Mechanism of Nitrogen Fixation: Use of Carbon Monoxide to Probe Nitrogenase Activity.

The inhibitor CO was used to investigate the mechanism of Mo and V nitrogenase. While low pressures of CO enhanced, high pressures inhibited V nitrogenase-catalyzed C$\rm\sb2H\sb6$ formation. This is not the case for $\rm C\sb2H\sb4$ formation, where the rate of electron flux determined if CO acted as an enhancer or inhibitor. A two-site model is proposed, in which CO binding to one site enhances, and CO binding to both sites inhibits product formation. Replacement of CO(g) by Ar or $\rm C\sb2H\sb2$ resulted in correlated decay of hi-CO and development of lo-CO EPR signals, suggesting that the two signals arise from one metal cluster. The detection of CO binding to the lo-CO form of the enzyme in the absence of turnover suggests that CO stabilizes a MoFe protein cluster or turnover state and enhances binding of additional CO molecules. $\sp{13}$CO and $\sp{57}$Fe ENDOR studies of Mo nitrogenase in moderate flux demonstrated that (i) lo-CO Mo nitrogenase has one bound CO molecule and hi-CO enzyme has two; (ii) the second CO binds to the same cluster that has one bound CO; and (iii) CO binds to the FeMo cofactor and not to the P cluster.

▶ _Questions to answer_
[a] List the three findings that the ENDOR studies of Mo nitrogenase demonstrated, according to the nitrogen fixation text.
[b] Rewrite the paragraph of the nitrogen fixation text that begins "The inhibitor CO was used" as a shorter bulleted list that keeps its main facts.

▶ _Dataset extract_
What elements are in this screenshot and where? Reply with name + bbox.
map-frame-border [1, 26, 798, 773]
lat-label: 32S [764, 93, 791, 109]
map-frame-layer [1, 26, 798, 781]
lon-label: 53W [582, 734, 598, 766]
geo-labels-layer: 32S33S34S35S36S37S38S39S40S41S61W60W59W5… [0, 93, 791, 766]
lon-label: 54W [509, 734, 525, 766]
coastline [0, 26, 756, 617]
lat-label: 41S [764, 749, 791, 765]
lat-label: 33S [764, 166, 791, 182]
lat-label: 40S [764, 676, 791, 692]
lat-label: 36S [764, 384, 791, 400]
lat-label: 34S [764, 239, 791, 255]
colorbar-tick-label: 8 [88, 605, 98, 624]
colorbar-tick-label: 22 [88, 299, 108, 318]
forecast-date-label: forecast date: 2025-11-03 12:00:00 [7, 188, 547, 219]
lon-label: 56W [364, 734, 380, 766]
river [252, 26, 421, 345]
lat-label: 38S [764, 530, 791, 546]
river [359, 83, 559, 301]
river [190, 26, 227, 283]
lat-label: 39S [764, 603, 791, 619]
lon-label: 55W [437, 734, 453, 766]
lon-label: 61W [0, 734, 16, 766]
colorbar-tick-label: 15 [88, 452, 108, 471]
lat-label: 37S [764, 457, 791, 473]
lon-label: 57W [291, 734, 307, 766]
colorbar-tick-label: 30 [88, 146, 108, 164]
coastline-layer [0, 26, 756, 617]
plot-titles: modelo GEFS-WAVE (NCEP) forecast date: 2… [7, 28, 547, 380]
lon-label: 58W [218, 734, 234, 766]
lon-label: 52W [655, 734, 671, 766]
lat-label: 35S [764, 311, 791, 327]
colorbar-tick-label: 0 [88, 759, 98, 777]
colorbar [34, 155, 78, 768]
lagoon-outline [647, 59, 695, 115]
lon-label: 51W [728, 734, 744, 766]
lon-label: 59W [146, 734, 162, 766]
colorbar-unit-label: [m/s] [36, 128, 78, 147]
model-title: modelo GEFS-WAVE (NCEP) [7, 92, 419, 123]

▶ _Results_
[a]
- Lo-CO Mo nitrogenase has one bound CO molecule, and hi-CO enzyme has two.
- The second CO binds to the same cluster that has one bound CO.
- CO binds to the FeMo cofactor and not to the P cluster.

[b]
- CO, an inhibitor, was used to study the mechanism of Mo and V nitrogenase.
- In V nitrogenase-catalyzed C2H6 formation, low CO pressures enhanced and high CO pressures inhibited.
- In C2H4 formation, the rate of electron flux decided whether CO enhanced or inhibited.
- Proposed two-site model: CO at one site enhances product formation, and CO at both sites inhibits it.
- Replacing CO(g) with Ar or C2H2 caused hi-CO EPR signals to decay as lo-CO signals developed, suggesting both come from one metal cluster.
- CO binding to the lo-CO form without turnover suggests CO stabilizes a MoFe protein cluster or turnover state and enhances binding of more CO.
- 13CO and 57Fe ENDOR studies of Mo nitrogenase in moderate flux showed:
  - Lo-CO enzyme binds one CO, and hi-CO enzyme binds two.
  - The second CO binds to the same cluster as the first.
  - CO binds to the FeMo cofactor, not the P cluster.